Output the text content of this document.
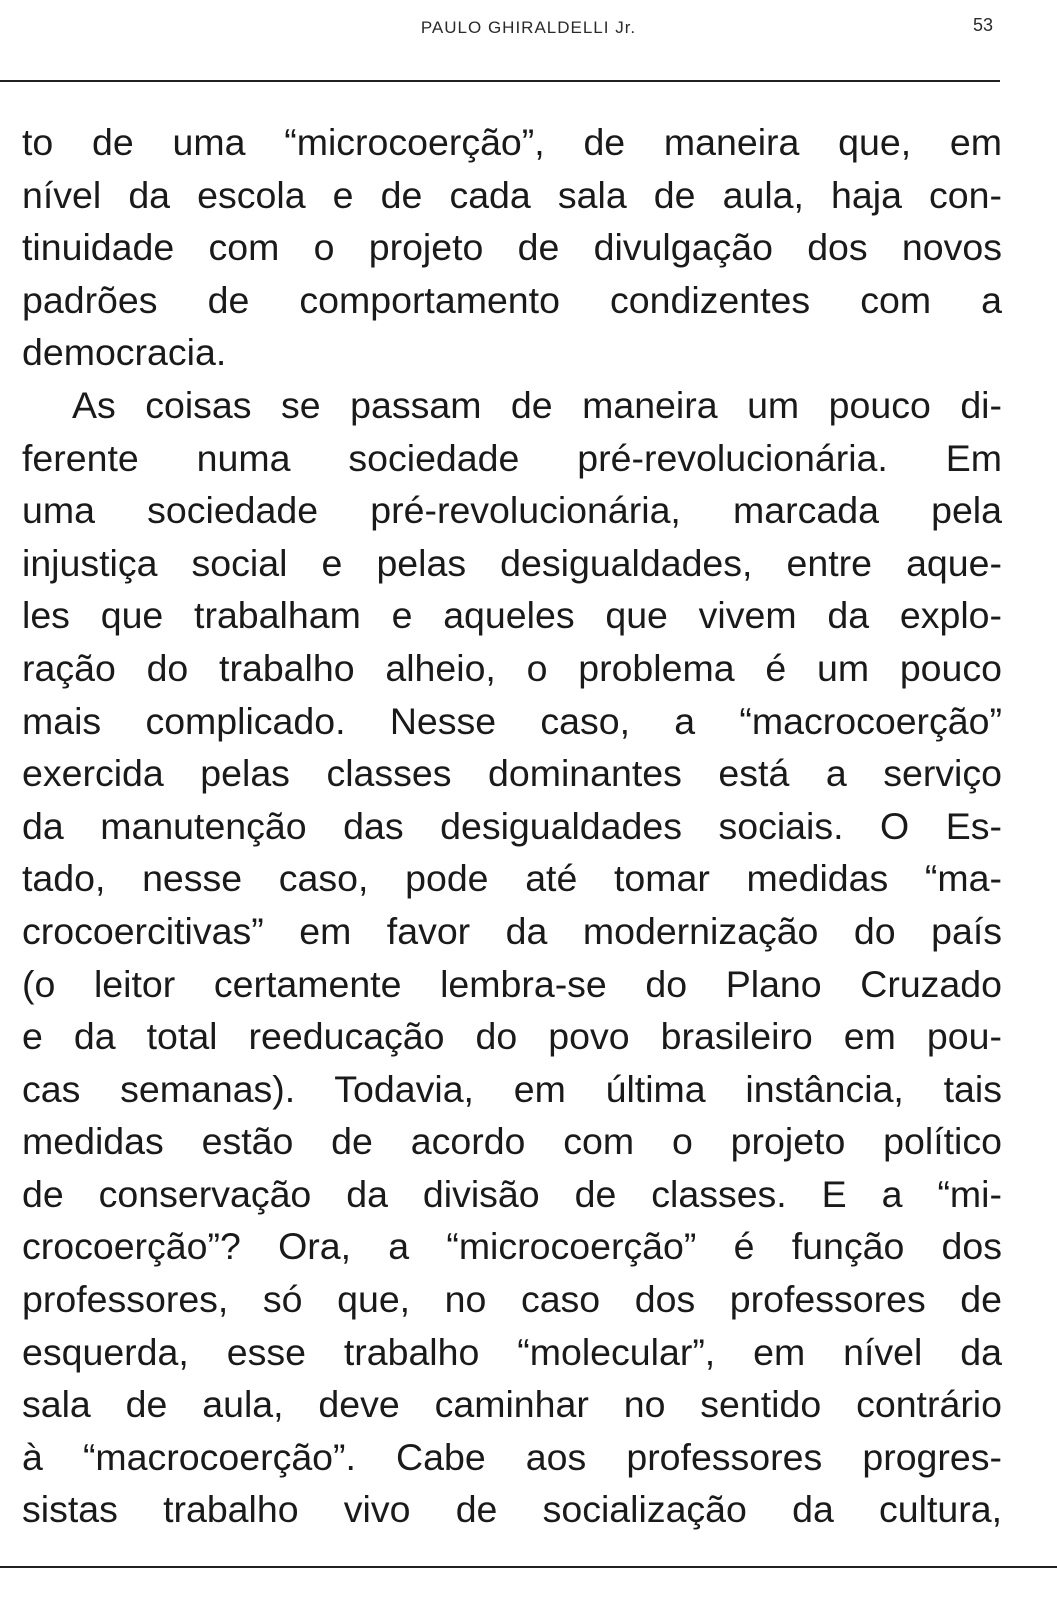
PAULO GHIRALDELLI Jr.	53
to de uma “microcoerção”, de maneira que, em
nível da escola e de cada sala de aula, haja con-
tinuidade com o projeto de divulgação dos novos
padrões de comportamento condizentes com a
democracia.
As coisas se passam de maneira um pouco di-
ferente numa sociedade pré-revolucionária. Em
uma sociedade pré-revolucionária, marcada pela
injustiça social e pelas desigualdades, entre aque-
les que trabalham e aqueles que vivem da explo-
ração do trabalho alheio, o problema é um pouco
mais complicado. Nesse caso, a “macrocoerção”
exercida pelas classes dominantes está a serviço
da manutenção das desigualdades sociais. O Es-
tado, nesse caso, pode até tomar medidas “ma-
crocoercitivas” em favor da modernização do país
(o leitor certamente lembra-se do Plano Cruzado
e da total reeducação do povo brasileiro em pou-
cas semanas). Todavia, em última instância, tais
medidas estão de acordo com o projeto político
de conservação da divisão de classes. E a “mi-
crocoerção”? Ora, a “microcoerção” é função dos
professores, só que, no caso dos professores de
esquerda, esse trabalho “molecular”, em nível da
sala de aula, deve caminhar no sentido contrário
à “macrocoerção”. Cabe aos professores progres-
sistas trabalho vivo de socialização da cultura,
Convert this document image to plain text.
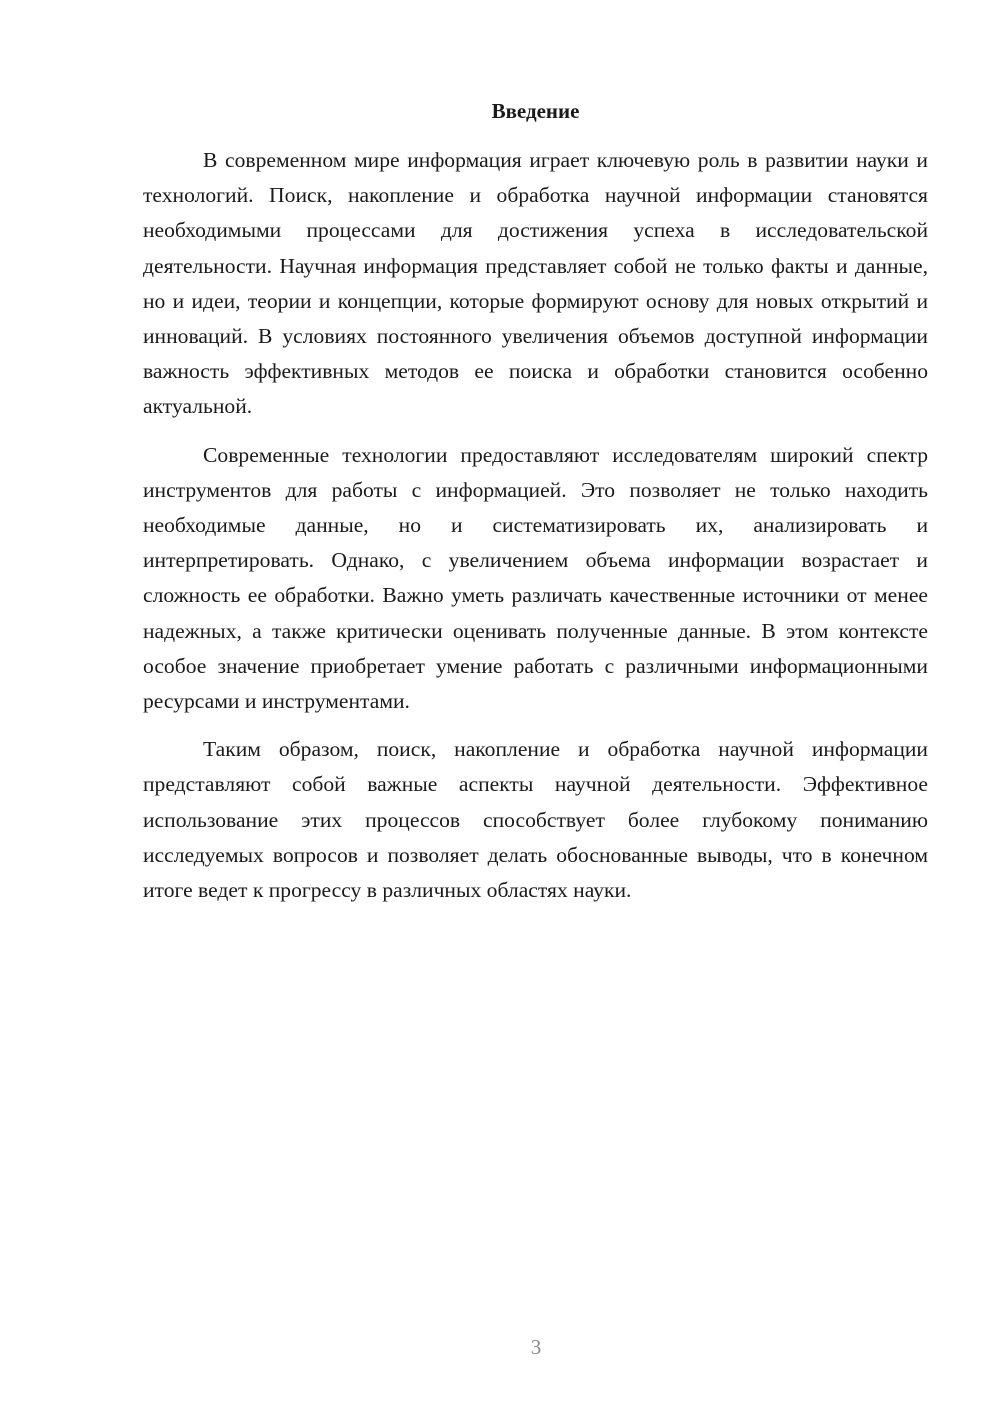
Введение

В современном мире информация играет ключевую роль в развитии науки и технологий. Поиск, накопление и обработка научной информации становятся необходимыми процессами для достижения успеха в исследовательской деятельности. Научная информация представляет собой не только факты и данные, но и идеи, теории и концепции, которые формируют основу для новых открытий и инноваций. В условиях постоянного увеличения объемов доступной информации важность эффективных методов ее поиска и обработки становится особенно актуальной.

Современные технологии предоставляют исследователям широкий спектр инструментов для работы с информацией. Это позволяет не только находить необходимые данные, но и систематизировать их, анализировать и интерпретировать. Однако, с увеличением объема информации возрастает и сложность ее обработки. Важно уметь различать качественные источники от менее надежных, а также критически оценивать полученные данные. В этом контексте особое значение приобретает умение работать с различными информационными ресурсами и инструментами.

Таким образом, поиск, накопление и обработка научной информации представляют собой важные аспекты научной деятельности. Эффективное использование этих процессов способствует более глубокому пониманию исследуемых вопросов и позволяет делать обоснованные выводы, что в конечном итоге ведет к прогрессу в различных областях науки.

3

•••

◆ **Given problem**: Transcribe the listing in full. Omit the pictures and keep every line exact.

◆ **Correct response**:
Output the text content of this document.
PAULO GHIRALDELLI Jr.	53
to de uma “microcoerção”, de maneira que, em
nível da escola e de cada sala de aula, haja con-
tinuidade com o projeto de divulgação dos novos
padrões de comportamento condizentes com a
democracia.
As coisas se passam de maneira um pouco di-
ferente numa sociedade pré-revolucionária. Em
uma sociedade pré-revolucionária, marcada pela
injustiça social e pelas desigualdades, entre aque-
les que trabalham e aqueles que vivem da explo-
ração do trabalho alheio, o problema é um pouco
mais complicado. Nesse caso, a “macrocoerção”
exercida pelas classes dominantes está a serviço
da manutenção das desigualdades sociais. O Es-
tado, nesse caso, pode até tomar medidas “ma-
crocoercitivas” em favor da modernização do país
(o leitor certamente lembra-se do Plano Cruzado
e da total reeducação do povo brasileiro em pou-
cas semanas). Todavia, em última instância, tais
medidas estão de acordo com o projeto político
de conservação da divisão de classes. E a “mi-
crocoerção”? Ora, a “microcoerção” é função dos
professores, só que, no caso dos professores de
esquerda, esse trabalho “molecular”, em nível da
sala de aula, deve caminhar no sentido contrário
à “macrocoerção”. Cabe aos professores progres-
sistas trabalho vivo de socialização da cultura,
Convert this document image to plain text.
Введение

В современном мире информация играет ключевую роль в развитии науки и технологий. Поиск, накопление и обработка научной информации становятся необходимыми процессами для достижения успеха в исследовательской деятельности. Научная информация представляет собой не только факты и данные, но и идеи, теории и концепции, которые формируют основу для новых открытий и инноваций. В условиях постоянного увеличения объемов доступной информации важность эффективных методов ее поиска и обработки становится особенно актуальной.

Современные технологии предоставляют исследователям широкий спектр инструментов для работы с информацией. Это позволяет не только находить необходимые данные, но и систематизировать их, анализировать и интерпретировать. Однако, с увеличением объема информации возрастает и сложность ее обработки. Важно уметь различать качественные источники от менее надежных, а также критически оценивать полученные данные. В этом контексте особое значение приобретает умение работать с различными информационными ресурсами и инструментами.

Таким образом, поиск, накопление и обработка научной информации представляют собой важные аспекты научной деятельности. Эффективное использование этих процессов способствует более глубокому пониманию исследуемых вопросов и позволяет делать обоснованные выводы, что в конечном итоге ведет к прогрессу в различных областях науки.

3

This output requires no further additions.